══ Task input ══

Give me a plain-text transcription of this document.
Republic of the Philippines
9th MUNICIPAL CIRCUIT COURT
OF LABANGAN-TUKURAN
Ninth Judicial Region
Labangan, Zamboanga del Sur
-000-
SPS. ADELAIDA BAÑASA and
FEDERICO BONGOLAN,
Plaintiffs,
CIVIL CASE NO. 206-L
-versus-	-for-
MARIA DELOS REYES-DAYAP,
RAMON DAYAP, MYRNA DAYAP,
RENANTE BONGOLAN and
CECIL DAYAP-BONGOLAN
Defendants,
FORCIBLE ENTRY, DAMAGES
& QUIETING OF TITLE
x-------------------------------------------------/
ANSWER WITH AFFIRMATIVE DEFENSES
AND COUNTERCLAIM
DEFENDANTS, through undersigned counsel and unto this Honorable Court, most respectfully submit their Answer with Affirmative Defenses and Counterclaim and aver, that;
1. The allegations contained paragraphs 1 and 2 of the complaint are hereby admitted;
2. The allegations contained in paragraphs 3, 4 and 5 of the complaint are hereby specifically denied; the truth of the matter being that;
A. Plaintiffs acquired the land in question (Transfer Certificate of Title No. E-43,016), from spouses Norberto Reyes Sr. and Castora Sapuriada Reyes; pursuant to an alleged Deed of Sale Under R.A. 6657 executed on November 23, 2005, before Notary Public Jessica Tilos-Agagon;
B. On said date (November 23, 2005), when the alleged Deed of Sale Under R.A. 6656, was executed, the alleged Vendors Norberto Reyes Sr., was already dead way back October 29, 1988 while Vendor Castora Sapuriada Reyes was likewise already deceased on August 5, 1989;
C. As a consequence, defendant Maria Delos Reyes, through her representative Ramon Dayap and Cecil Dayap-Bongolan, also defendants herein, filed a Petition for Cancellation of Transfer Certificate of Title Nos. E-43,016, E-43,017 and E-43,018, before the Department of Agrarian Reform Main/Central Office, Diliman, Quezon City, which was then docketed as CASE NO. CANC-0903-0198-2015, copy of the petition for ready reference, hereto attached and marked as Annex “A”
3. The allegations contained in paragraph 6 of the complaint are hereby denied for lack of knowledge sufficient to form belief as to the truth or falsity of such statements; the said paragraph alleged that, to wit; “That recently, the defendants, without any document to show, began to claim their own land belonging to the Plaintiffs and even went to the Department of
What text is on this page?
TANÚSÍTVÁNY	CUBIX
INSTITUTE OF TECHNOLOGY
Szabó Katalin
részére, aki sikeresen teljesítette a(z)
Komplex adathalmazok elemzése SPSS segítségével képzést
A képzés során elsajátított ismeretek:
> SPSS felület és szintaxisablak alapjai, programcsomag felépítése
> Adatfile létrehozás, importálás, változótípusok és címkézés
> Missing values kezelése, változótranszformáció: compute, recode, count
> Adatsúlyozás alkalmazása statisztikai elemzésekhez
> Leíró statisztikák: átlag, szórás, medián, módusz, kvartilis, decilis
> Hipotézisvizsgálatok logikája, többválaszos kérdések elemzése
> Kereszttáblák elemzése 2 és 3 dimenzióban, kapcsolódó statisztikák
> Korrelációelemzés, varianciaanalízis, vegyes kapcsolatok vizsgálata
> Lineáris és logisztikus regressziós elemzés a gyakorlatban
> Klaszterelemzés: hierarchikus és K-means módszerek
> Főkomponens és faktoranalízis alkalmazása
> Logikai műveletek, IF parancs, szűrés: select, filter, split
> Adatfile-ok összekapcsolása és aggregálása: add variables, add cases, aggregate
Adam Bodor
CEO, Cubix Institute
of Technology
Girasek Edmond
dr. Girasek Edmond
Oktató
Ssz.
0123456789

═══

**Challenge**
In the listing above, find the line containing "What text is on this page?" and please quote exactly that line through the last one, and no other lines.

**Exercise answer**
What text is on this page?
TANÚSÍTVÁNY	CUBIX
INSTITUTE OF TECHNOLOGY
Szabó Katalin
részére, aki sikeresen teljesítette a(z)
Komplex adathalmazok elemzése SPSS segítségével képzést
A képzés során elsajátított ismeretek:
> SPSS felület és szintaxisablak alapjai, programcsomag felépítése
> Adatfile létrehozás, importálás, változótípusok és címkézés
> Missing values kezelése, változótranszformáció: compute, recode, count
> Adatsúlyozás alkalmazása statisztikai elemzésekhez
> Leíró statisztikák: átlag, szórás, medián, módusz, kvartilis, decilis
> Hipotézisvizsgálatok logikája, többválaszos kérdések elemzése
> Kereszttáblák elemzése 2 és 3 dimenzióban, kapcsolódó statisztikák
> Korrelációelemzés, varianciaanalízis, vegyes kapcsolatok vizsgálata
> Lineáris és logisztikus regressziós elemzés a gyakorlatban
> Klaszterelemzés: hierarchikus és K-means módszerek
> Főkomponens és faktoranalízis alkalmazása
> Logikai műveletek, IF parancs, szűrés: select, filter, split
> Adatfile-ok összekapcsolása és aggregálása: add variables, add cases, aggregate
Adam Bodor
CEO, Cubix Institute
of Technology
Girasek Edmond
dr. Girasek Edmond
Oktató
Ssz.
0123456789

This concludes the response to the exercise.